Start of PROVIDED INFORMATION

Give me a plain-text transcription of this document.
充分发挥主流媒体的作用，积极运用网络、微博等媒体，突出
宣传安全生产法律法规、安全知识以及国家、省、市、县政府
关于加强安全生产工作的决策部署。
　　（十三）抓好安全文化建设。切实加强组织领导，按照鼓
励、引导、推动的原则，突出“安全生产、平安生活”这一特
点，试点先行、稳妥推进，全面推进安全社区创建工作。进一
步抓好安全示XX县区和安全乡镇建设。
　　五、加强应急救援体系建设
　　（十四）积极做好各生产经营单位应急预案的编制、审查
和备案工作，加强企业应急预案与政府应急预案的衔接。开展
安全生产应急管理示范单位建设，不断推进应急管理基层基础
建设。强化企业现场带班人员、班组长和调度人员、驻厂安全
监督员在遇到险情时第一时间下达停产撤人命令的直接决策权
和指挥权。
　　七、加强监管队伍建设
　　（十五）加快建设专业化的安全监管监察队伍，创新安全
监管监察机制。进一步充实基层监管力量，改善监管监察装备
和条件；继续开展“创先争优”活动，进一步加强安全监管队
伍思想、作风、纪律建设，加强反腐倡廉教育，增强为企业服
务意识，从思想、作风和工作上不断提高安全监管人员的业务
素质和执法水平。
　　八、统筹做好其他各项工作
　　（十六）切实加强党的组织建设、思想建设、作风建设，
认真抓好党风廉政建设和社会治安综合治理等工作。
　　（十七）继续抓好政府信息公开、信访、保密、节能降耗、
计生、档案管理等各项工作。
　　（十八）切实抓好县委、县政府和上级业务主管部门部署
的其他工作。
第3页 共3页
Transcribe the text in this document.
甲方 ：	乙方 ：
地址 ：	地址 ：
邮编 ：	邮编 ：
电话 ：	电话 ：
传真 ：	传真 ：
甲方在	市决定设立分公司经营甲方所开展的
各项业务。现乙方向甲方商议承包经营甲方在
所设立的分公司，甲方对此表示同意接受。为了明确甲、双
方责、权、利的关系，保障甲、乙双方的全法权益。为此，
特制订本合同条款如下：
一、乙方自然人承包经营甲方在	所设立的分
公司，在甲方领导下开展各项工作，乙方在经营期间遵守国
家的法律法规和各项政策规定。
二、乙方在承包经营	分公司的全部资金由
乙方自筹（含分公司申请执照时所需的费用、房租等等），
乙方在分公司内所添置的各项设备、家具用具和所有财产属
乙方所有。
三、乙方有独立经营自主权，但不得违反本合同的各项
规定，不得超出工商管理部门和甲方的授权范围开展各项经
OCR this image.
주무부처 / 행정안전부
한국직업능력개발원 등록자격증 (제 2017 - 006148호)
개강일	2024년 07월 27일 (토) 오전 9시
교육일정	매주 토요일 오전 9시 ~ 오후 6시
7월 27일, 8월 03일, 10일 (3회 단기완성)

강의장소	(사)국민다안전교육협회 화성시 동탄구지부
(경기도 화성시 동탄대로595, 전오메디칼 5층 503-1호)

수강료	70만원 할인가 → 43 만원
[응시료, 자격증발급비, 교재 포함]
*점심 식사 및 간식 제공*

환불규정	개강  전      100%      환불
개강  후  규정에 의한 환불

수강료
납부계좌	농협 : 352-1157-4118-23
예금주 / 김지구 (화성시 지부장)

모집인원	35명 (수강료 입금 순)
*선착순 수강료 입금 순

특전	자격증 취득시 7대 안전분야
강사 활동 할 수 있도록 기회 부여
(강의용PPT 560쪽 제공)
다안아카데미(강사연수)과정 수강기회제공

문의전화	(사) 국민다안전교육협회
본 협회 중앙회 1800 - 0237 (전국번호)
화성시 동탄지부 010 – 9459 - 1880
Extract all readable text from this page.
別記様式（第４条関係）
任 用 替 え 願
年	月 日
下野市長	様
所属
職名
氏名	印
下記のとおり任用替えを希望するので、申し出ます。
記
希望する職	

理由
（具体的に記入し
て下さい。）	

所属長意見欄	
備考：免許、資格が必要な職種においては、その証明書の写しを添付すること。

End of PROVIDED INFORMATION

▶ TASK DIRECTIONS
Tally the lines of the preceding listing in which the word "document" appears; state nothing but the total.

▶ TASK RESPONSE
2